>> Begin

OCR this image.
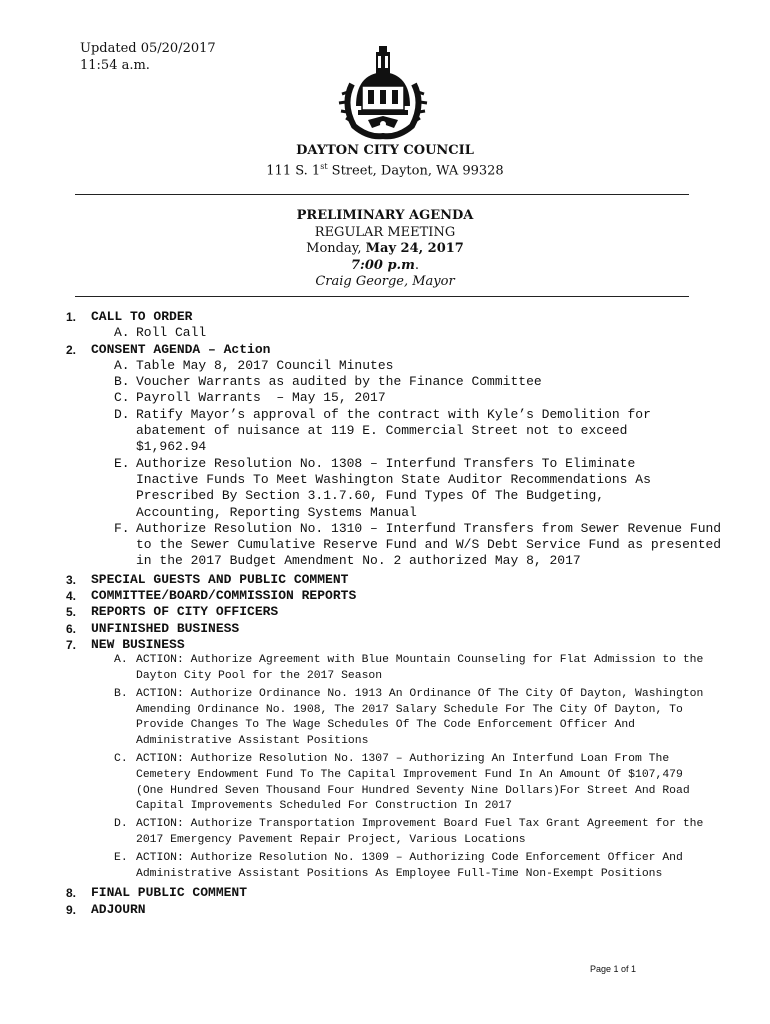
Updated 05/20/2017
11:54 a.m.
DAYTON CITY COUNCIL
111 S. 1st Street, Dayton, WA 99328
PRELIMINARY AGENDA
REGULAR MEETING
Monday, May 24, 2017
7:00 p.m.
Craig George, Mayor
1. CALL TO ORDER
A. Roll Call
2. CONSENT AGENDA – Action
A. Table May 8, 2017 Council Minutes
B. Voucher Warrants as audited by the Finance Committee
C. Payroll Warrants  – May 15, 2017
D. Ratify Mayor’s approval of the contract with Kyle’s Demolition for abatement of nuisance at 119 E. Commercial Street not to exceed $1,962.94
E. Authorize Resolution No. 1308 – Interfund Transfers To Eliminate Inactive Funds To Meet Washington State Auditor Recommendations As Prescribed By Section 3.1.7.60, Fund Types Of The Budgeting, Accounting, Reporting Systems Manual
F. Authorize Resolution No. 1310 – Interfund Transfers from Sewer Revenue Fund to the Sewer Cumulative Reserve Fund and W/S Debt Service Fund as presented in the 2017 Budget Amendment No. 2 authorized May 8, 2017
3. SPECIAL GUESTS AND PUBLIC COMMENT
4. COMMITTEE/BOARD/COMMISSION REPORTS
5. REPORTS OF CITY OFFICERS
6. UNFINISHED BUSINESS
7. NEW BUSINESS
A. ACTION: Authorize Agreement with Blue Mountain Counseling for Flat Admission to the Dayton City Pool for the 2017 Season
B. ACTION: Authorize Ordinance No. 1913 An Ordinance Of The City Of Dayton, Washington Amending Ordinance No. 1908, The 2017 Salary Schedule For The City Of Dayton, To Provide Changes To The Wage Schedules Of The Code Enforcement Officer And Administrative Assistant Positions
C. ACTION: Authorize Resolution No. 1307 – Authorizing An Interfund Loan From The Cemetery Endowment Fund To The Capital Improvement Fund In An Amount Of $107,479 (One Hundred Seven Thousand Four Hundred Seventy Nine Dollars)For Street And Road Capital Improvements Scheduled For Construction In 2017
D. ACTION: Authorize Transportation Improvement Board Fuel Tax Grant Agreement for the 2017 Emergency Pavement Repair Project, Various Locations
E. ACTION: Authorize Resolution No. 1309 – Authorizing Code Enforcement Officer And Administrative Assistant Positions As Employee Full-Time Non-Exempt Positions
8. FINAL PUBLIC COMMENT
9. ADJOURN
Page 1 of 1
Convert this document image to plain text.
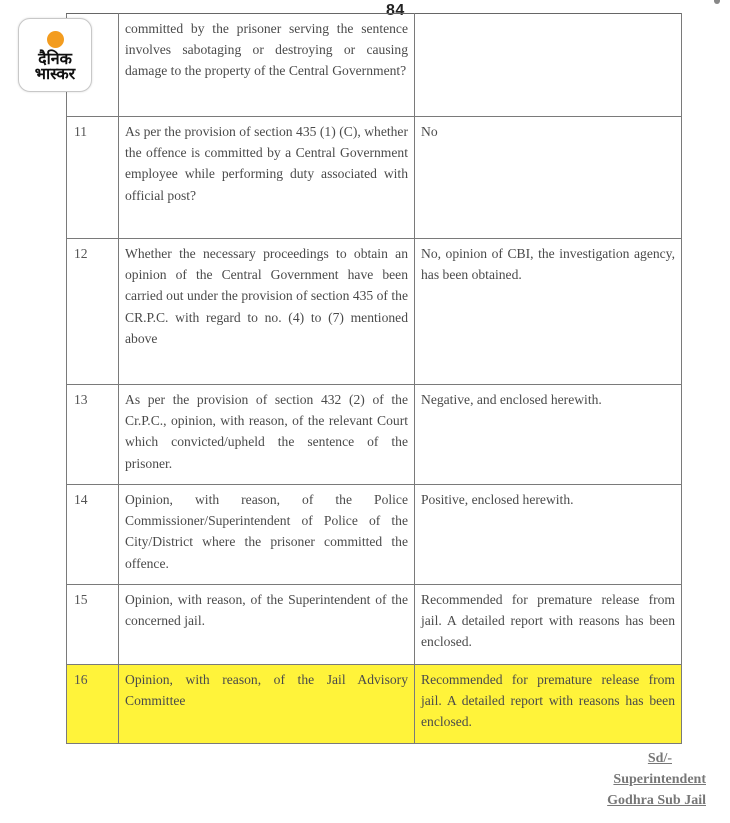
84
	committed by the prisoner serving the sentence involves sabotaging or destroying or causing damage to the property of the Central Government?	
11	As per the provision of section 435 (1) (C), whether the offence is committed by a Central Government employee while performing duty associated with official post?	No
12	Whether the necessary proceedings to obtain an opinion of the Central Government have been carried out under the provision of section 435 of the CR.P.C. with regard to no. (4) to (7) mentioned above	No, opinion of CBI, the investigation agency, has been obtained.
13	As per the provision of section 432 (2) of the Cr.P.C., opinion, with reason, of the relevant Court which convicted/upheld the sentence of the prisoner.	Negative, and enclosed herewith.
14	Opinion, with reason, of the Police Commissioner/Superintendent of Police of the City/District where the prisoner committed the offence.	Positive, enclosed herewith.
15	Opinion, with reason, of the Superintendent of the concerned jail.	Recommended for premature release from jail. A detailed report with reasons has been enclosed.
16	Opinion, with reason, of the Jail Advisory Committee	Recommended for premature release from jail. A detailed report with reasons has been enclosed.
दैनिक
भास्कर
Sd/-
Superintendent
Godhra Sub Jail
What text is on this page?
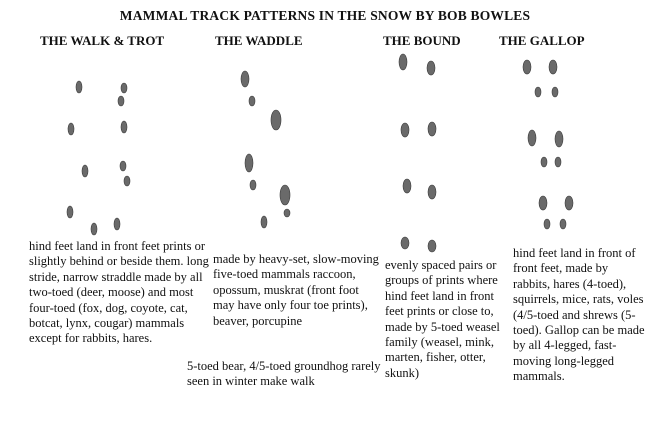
MAMMAL TRACK PATTERNS IN THE SNOW BY BOB BOWLES
THE WALK & TROT	THE WADDLE	THE BOUND	THE GALLOP
hind feet land in front feet prints or slightly behind or beside them. long stride, narrow straddle made by all two-toed (deer, moose) and most four-toed (fox, dog, coyote, cat, botcat, lynx, cougar) mammals except for rabbits, hares.
made by heavy-set, slow-moving five-toed mammals raccoon, opossum, muskrat (front foot may have only four toe prints), beaver, porcupine
5-toed bear, 4/5-toed groundhog rarely seen in winter make walk
evenly spaced pairs or groups of prints where hind feet land in front feet prints or close to, made by 5-toed weasel family (weasel, mink, marten, fisher, otter, skunk)
hind feet land in front of front feet, made by rabbits, hares (4-toed), squirrels, mice, rats, voles (4/5-toed and shrews (5-toed). Gallop can be made by all 4-legged, fast-moving long-legged mammals.
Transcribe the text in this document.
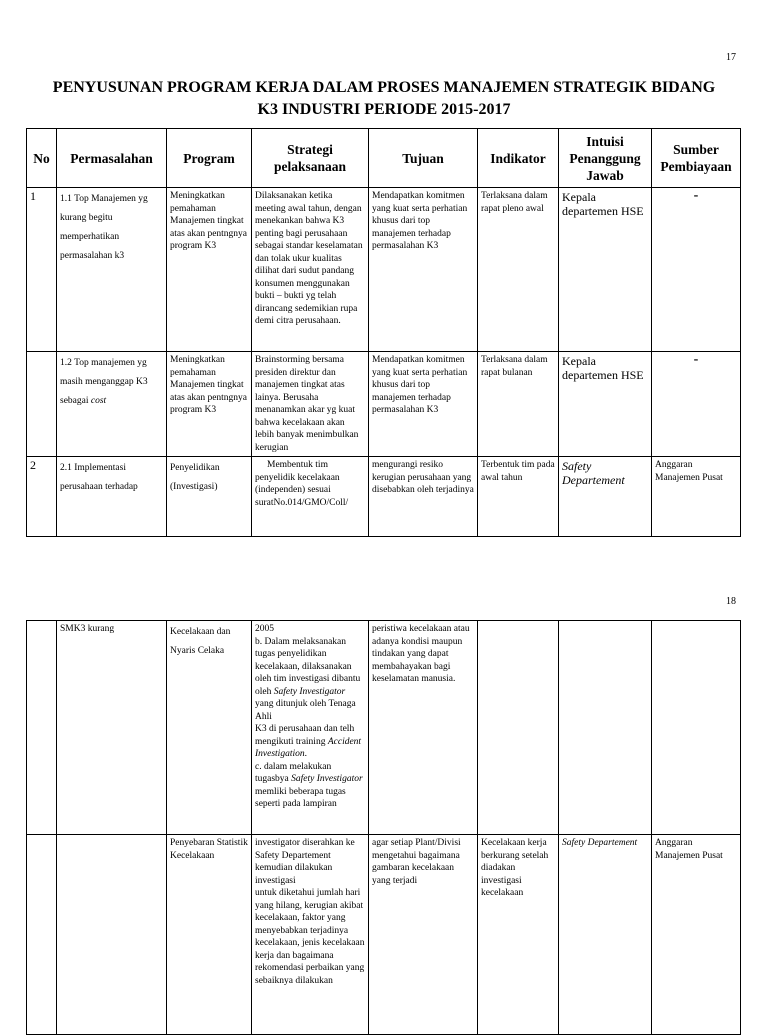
17
PENYUSUNAN PROGRAM KERJA DALAM PROSES MANAJEMEN STRATEGIK BIDANG
K3 INDUSTRI PERIODE 2015-2017
No	Permasalahan	Program	Strategi pelaksanaan	Tujuan	Indikator	Intuisi Penanggung Jawab	Sumber Pembiayaan
1	1.1 Top Manajemen yg kurang begitu memperhatikan permasalahan k3	Meningkatkan pemahaman Manajemen tingkat atas akan pentngnya program K3	Dilaksanakan ketika meeting awal tahun, dengan menekankan bahwa K3 penting bagi perusahaan sebagai standar keselamatan dan tolak ukur kualitas dilihat dari sudut pandang konsumen menggunakan bukti – bukti yg telah dirancang sedemikian rupa demi citra perusahaan.	Mendapatkan komitmen yang kuat serta perhatian khusus dari top manajemen terhadap permasalahan K3	Terlaksana dalam rapat pleno awal	Kepala departemen HSE	-
	1.2 Top manajemen yg masih menganggap K3 sebagai cost	Meningkatkan pemahaman Manajemen tingkat atas akan pentngnya program K3	Brainstorming bersama presiden direktur dan manajemen tingkat atas lainya. Berusaha menanamkan akar yg kuat bahwa kecelakaan akan lebih banyak menimbulkan kerugian	Mendapatkan komitmen yang kuat serta perhatian khusus dari top manajemen terhadap permasalahan K3	Terlaksana dalam rapat bulanan	Kepala departemen HSE	-
2	2.1 Implementasi perusahaan terhadap	Penyelidikan (Investigasi)	Membentuk tim penyelidik kecelakaan (independen) sesuai suratNo.014/GMO/Coll/	mengurangi resiko kerugian perusahaan yang disebabkan oleh terjadinya	Terbentuk tim pada awal tahun	Safety Departement	Anggaran Manajemen Pusat
18
	SMK3 kurang	Kecelakaan dan Nyaris Celaka	2005
b. Dalam melaksanakan tugas penyelidikan kecelakaan, dilaksanakan oleh tim investigasi dibantu oleh Safety Investigator yang ditunjuk oleh Tenaga Ahli
K3 di perusahaan dan telh mengikuti training Accident Investigation.
c. dalam melakukan tugasbya Safety Investigator memliki beberapa tugas seperti pada lampiran	peristiwa kecelakaan atau adanya kondisi maupun tindakan yang dapat membahayakan bagi keselamatan manusia.			
		Penyebaran Statistik Kecelakaan	investigator diserahkan ke Safety Departement kemudian dilakukan investigasi
untuk diketahui jumlah hari yang hilang, kerugian akibat kecelakaan, faktor yang menyebabkan terjadinya kecelakaan, jenis kecelakaan kerja dan bagaimana rekomendasi perbaikan yang sebaiknya dilakukan	agar setiap Plant/Divisi mengetahui bagaimana gambaran kecelakaan yang terjadi	Kecelakaan kerja berkurang setelah diadakan investigasi kecelakaan	Safety Departement	Anggaran Manajemen Pusat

>> End

- [EXERCISE OBJECTIVE]
Using the entries above, tally how many lines have the word "Recommended" in them; write the number and nothing more.

- [RESULT OF THE EXERCISE]
2